** Opening Supplied passage block **

When you are finished with your dictionary, deallocate the memory, let the vector die when going out of scope.

[EDIT] This can be a little more complicated on the dos platform, as the line terminator is CRLF.

In that case, use strstr to find it, and increment by 2 to find the start of the next line.

What sort of a container are you storing your strings in? If it's a std::vector of CStringW and if you haven't reserve-ed enough memory beforehand, you're bound to take a hit. A vector typically resizes once it reaches it's limit (which is not very high) and then copies out the entirety to the new memory location which is can give you a big hit. As your vector grows exponentially (i.e. if initial size is 1, next time it allocates 2, 4 next time onwards, the hit becomes less and less frequent).

It also helps to know how long the individual strings are. (At times :)

Thanks all of you for your insightful comments. Upvotes for you! :-)

I must admit I wasn't prepared for this at all - that C# would beat the living crap out of good old C++ in this way. Please don't read that as an offence to C++, but instead what an amazingly good memory manager that sits inside the .NET Framework.

I decided to take a step back and fight this battle in the InterOp arena instead! That is, I'll keep my C# code and let my old C++ code talk to the C# code over a COM interface.

A lot of questions were asked about my code and I'll try to answer some of them:

  • The compiler was Visual Studio 2008 and no, I wasn't running a debug build.

  • The file was read with an UTF8 file reader which I downloaded from a Microsoft employee who published it on their site. It returned CStringW's and about 30% of the time was actually spent there just reading the file.

  • The container I stored the strings in was just a fixed size vector of pointers to CStringW's and it was never resized.

EDIT: I'm convinced that the suggestions I was given would indeed work, and that I probably could beat the C# code if I invested enough time in it. On the other hand, doing so would provide no customer value at all and the only reason to pull through with it would be just to prove that it could be done...

** Closing Supplied passage block **
** Opening Dataset records block **

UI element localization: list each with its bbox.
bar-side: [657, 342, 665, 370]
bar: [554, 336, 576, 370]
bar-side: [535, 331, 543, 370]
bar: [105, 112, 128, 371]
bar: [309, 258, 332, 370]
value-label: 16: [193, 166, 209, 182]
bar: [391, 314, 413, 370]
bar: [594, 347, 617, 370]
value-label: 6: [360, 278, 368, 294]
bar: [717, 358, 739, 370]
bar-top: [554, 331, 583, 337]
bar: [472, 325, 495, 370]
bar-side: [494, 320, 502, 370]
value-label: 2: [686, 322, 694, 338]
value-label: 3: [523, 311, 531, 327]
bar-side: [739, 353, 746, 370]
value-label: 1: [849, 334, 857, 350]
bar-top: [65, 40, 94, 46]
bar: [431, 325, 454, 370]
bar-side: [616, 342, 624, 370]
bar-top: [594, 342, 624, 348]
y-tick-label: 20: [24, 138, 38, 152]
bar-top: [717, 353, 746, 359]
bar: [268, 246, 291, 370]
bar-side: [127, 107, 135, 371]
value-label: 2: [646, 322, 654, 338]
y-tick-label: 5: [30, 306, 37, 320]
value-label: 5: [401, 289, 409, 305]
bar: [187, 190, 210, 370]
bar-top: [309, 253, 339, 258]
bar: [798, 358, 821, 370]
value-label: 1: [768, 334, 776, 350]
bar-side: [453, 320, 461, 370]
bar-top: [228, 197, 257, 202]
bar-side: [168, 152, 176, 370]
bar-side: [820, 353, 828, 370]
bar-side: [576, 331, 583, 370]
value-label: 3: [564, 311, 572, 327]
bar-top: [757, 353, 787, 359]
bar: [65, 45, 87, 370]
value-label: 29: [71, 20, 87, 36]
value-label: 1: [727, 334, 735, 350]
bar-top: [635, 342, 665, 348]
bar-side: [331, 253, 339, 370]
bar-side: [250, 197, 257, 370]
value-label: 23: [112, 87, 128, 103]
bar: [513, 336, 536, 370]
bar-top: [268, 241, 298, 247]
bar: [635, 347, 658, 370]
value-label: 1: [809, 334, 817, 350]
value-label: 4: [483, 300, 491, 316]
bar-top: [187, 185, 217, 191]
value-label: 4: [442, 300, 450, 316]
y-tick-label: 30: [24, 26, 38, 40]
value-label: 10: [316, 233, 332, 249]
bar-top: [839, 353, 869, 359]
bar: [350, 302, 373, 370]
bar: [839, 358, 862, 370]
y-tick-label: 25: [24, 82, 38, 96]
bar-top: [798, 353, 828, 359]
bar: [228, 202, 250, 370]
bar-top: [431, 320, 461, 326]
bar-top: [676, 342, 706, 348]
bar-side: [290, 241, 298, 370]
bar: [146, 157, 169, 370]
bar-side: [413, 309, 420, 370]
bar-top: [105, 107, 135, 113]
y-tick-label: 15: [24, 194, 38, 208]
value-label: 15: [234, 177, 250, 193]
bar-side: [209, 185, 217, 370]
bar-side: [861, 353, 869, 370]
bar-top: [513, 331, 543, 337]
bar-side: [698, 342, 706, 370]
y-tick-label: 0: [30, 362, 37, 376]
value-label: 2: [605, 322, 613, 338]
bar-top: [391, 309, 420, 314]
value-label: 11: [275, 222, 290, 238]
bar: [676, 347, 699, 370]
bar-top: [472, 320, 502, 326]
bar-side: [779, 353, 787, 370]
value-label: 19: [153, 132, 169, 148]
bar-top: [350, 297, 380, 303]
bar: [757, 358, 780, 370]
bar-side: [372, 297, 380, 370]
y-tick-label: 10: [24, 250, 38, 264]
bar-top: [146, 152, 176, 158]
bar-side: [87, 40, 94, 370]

** Closing Dataset records block **

Required work:
[A] Answer these questions from the forum discussion on C++ and C# string handling:
(i) What line terminator does the dos platform use?
(ii) Which compiler was used for the C++ code?
(iii) About what share of the time went to reading the file?
[B] Can you write the next few sentences of the forum discussion on C++ and C# string handling, picking up right after its final sentence?

Results:
[A]
(i) CRLF
(ii) Visual Studio 2008
(iii) About 30%

[B]
The problem is not in the CString, but rather that you are allocating a lot of small objects - the default memory allocator isn't optimized for this.

Write your own allocator - allocate a big chunk of memory and then just advance a pointer in it when allocating. This what actually the .NET allocator does. When you are ready delete the whole buffer.

I think there was sample of writing custom new/delete operators in (More) Effective C++

Load the string to a single buffer, parse the text to replace line breaks with string terminators ('\0'), and use pointers into that buffer to add to the set.

Alternatively - e.g. if you have to do an ANSI/UNICODE conversion during load - use a chunk allocator, that sacrifices deleting individual elements.

class ChunkAlloc
{
   std::vector<BYTE> m_data;
   size_t m_fill;
   public:
     ChunkAlloc(size_t chunkSize) : m_data(size), m_fill(0) {}
     void * Alloc(size_t size)
     {
       if (m_data.size() - m_fill < size)
       {
          // normally, you'd reserve a new chunk here
          return 0;
       }
       void * result = &(m_data[m_fill]);
       m_fill += size;
       return m_fill;
     }
}
// all allocations from chuunk are freed when chung is destroyed.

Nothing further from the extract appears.